Dataset excerpts:
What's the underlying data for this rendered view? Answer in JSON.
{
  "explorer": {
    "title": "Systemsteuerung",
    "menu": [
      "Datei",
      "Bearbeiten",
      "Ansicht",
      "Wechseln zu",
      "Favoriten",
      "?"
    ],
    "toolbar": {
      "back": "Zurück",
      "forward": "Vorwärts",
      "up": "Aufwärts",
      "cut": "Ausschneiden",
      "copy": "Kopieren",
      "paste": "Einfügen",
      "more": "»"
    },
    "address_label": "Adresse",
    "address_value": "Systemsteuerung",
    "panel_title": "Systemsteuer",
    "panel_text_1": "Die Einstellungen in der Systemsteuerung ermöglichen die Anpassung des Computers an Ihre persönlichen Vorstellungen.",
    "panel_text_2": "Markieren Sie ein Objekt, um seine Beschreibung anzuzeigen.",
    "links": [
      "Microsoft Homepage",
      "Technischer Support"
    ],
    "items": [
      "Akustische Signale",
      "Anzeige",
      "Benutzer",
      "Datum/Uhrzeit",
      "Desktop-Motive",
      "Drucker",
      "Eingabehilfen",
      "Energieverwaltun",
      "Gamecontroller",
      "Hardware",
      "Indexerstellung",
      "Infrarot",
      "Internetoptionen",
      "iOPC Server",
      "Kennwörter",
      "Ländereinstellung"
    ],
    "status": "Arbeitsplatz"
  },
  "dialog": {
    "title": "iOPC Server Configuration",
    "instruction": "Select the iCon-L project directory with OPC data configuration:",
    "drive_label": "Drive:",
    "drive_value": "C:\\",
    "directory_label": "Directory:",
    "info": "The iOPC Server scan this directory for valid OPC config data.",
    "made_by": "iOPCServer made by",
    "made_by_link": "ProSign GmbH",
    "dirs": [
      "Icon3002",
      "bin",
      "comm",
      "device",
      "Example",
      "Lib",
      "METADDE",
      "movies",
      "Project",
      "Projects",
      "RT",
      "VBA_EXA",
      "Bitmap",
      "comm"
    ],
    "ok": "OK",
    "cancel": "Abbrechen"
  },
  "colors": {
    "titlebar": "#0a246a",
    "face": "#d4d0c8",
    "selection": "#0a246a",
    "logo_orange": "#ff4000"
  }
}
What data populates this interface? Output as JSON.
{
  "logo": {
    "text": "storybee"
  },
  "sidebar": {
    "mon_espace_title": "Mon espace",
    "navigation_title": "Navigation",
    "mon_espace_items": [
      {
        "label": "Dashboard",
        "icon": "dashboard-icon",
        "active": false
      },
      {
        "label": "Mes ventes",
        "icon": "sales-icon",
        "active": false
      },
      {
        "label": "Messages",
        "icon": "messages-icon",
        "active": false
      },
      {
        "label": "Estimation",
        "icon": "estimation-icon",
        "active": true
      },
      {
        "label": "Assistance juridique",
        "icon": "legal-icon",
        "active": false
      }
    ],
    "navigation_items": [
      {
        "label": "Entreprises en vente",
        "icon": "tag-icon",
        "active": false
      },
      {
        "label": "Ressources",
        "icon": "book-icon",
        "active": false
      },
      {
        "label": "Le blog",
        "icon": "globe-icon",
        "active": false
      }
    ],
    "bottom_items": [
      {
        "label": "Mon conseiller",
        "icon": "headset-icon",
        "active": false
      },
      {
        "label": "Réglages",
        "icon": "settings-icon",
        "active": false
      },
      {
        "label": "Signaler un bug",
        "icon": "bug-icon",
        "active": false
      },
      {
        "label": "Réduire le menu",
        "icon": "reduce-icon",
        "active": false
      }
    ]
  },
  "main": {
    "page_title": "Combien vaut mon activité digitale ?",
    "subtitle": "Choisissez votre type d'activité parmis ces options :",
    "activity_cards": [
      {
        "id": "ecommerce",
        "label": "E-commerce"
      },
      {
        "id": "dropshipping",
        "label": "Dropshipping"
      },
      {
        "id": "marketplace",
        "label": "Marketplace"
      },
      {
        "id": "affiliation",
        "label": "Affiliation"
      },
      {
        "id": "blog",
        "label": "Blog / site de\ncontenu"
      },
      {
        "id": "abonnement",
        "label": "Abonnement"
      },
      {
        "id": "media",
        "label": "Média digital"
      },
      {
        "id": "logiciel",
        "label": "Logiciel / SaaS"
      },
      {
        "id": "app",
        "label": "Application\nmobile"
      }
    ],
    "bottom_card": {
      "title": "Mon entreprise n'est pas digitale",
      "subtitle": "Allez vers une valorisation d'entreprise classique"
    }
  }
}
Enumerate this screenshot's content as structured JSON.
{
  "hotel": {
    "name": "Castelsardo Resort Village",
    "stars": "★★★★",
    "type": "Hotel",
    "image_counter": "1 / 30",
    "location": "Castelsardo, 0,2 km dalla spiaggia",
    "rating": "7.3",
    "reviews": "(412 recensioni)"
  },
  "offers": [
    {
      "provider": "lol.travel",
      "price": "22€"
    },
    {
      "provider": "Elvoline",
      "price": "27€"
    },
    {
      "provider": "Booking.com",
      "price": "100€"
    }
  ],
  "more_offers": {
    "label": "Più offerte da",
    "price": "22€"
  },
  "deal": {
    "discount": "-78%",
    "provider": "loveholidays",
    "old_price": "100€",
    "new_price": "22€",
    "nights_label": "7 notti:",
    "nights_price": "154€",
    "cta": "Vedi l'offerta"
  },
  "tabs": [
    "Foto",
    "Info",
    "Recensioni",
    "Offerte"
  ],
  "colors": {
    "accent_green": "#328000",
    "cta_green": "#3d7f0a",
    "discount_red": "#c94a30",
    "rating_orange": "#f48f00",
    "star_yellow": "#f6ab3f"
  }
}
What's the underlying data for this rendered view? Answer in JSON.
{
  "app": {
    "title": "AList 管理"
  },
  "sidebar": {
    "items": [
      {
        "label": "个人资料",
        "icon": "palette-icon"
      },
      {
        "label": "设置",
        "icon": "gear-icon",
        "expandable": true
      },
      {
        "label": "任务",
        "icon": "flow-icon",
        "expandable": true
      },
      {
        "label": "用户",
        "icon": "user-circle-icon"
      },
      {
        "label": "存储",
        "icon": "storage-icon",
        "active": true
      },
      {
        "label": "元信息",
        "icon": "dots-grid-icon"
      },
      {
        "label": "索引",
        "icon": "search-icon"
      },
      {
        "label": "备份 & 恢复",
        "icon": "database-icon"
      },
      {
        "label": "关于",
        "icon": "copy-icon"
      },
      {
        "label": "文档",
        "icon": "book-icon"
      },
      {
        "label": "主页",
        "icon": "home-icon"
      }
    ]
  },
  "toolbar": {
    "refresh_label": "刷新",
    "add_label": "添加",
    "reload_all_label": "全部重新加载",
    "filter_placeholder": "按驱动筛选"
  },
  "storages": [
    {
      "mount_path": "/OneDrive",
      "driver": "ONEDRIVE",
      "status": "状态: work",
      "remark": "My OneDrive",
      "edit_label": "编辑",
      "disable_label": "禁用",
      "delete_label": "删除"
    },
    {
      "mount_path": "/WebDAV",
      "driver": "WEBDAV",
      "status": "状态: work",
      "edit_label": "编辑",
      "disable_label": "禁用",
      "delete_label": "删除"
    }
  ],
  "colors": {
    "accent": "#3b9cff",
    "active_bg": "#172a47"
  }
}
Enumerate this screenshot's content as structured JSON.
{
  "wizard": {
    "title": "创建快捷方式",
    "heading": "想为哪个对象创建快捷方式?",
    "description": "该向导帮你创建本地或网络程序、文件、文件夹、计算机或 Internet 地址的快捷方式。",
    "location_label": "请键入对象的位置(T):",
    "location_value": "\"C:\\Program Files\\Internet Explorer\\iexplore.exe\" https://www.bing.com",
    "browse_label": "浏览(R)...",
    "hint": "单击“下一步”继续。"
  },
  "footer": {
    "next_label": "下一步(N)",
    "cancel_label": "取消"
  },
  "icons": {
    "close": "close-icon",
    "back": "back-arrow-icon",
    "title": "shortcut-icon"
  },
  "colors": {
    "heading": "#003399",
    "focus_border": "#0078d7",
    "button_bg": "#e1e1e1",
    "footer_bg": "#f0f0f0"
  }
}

[Written problem] Of the lines in the listing above, how many hold the string "provider"? Reply with the number only.

[Right answer] 4